* EXERCISE BRIEF *
Set down the full listing exactly, character for character.

(Saved entries)
-*-

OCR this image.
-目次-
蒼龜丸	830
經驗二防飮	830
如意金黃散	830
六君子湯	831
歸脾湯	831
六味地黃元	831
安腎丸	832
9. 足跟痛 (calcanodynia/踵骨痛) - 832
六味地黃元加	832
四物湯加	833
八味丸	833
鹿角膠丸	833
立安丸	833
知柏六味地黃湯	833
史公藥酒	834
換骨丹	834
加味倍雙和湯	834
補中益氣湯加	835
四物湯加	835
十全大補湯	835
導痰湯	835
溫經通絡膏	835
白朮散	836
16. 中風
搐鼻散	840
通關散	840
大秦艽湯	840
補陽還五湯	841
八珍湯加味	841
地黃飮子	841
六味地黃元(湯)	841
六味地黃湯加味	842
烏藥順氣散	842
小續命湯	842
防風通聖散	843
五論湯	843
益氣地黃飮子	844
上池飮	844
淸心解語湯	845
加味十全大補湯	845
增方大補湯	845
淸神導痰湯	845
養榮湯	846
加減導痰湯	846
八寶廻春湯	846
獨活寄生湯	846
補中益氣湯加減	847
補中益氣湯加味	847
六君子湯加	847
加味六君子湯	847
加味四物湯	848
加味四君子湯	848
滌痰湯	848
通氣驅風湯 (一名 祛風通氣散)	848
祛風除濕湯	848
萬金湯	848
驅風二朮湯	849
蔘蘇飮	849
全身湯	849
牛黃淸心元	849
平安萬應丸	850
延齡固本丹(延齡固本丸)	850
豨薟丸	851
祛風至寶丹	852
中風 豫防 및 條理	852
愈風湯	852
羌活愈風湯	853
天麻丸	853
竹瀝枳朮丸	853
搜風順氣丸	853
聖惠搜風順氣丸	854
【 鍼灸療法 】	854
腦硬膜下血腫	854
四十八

-*-

* REPLY *
OCR this image.
-目次-
蒼龜丸	830
經驗二防飮	830
如意金黃散	830
六君子湯	831
歸脾湯	831
六味地黃元	831
安腎丸	832
9. 足跟痛 (calcanodynia/踵骨痛) - 832
六味地黃元加	832
四物湯加	833
八味丸	833
鹿角膠丸	833
立安丸	833
知柏六味地黃湯	833
史公藥酒	834
換骨丹	834
加味倍雙和湯	834
補中益氣湯加	835
四物湯加	835
十全大補湯	835
導痰湯	835
溫經通絡膏	835
白朮散	836
16. 中風
搐鼻散	840
通關散	840
大秦艽湯	840
補陽還五湯	841
八珍湯加味	841
地黃飮子	841
六味地黃元(湯)	841
六味地黃湯加味	842
烏藥順氣散	842
小續命湯	842
防風通聖散	843
五論湯	843
益氣地黃飮子	844
上池飮	844
淸心解語湯	845
加味十全大補湯	845
增方大補湯	845
淸神導痰湯	845
養榮湯	846
加減導痰湯	846
八寶廻春湯	846
獨活寄生湯	846
補中益氣湯加減	847
補中益氣湯加味	847
六君子湯加	847
加味六君子湯	847
加味四物湯	848
加味四君子湯	848
滌痰湯	848
通氣驅風湯 (一名 祛風通氣散)	848
祛風除濕湯	848
萬金湯	848
驅風二朮湯	849
蔘蘇飮	849
全身湯	849
牛黃淸心元	849
平安萬應丸	850
延齡固本丹(延齡固本丸)	850
豨薟丸	851
祛風至寶丹	852
中風 豫防 및 條理	852
愈風湯	852
羌活愈風湯	853
天麻丸	853
竹瀝枳朮丸	853
搜風順氣丸	853
聖惠搜風順氣丸	854
【 鍼灸療法 】	854
腦硬膜下血腫	854
四十八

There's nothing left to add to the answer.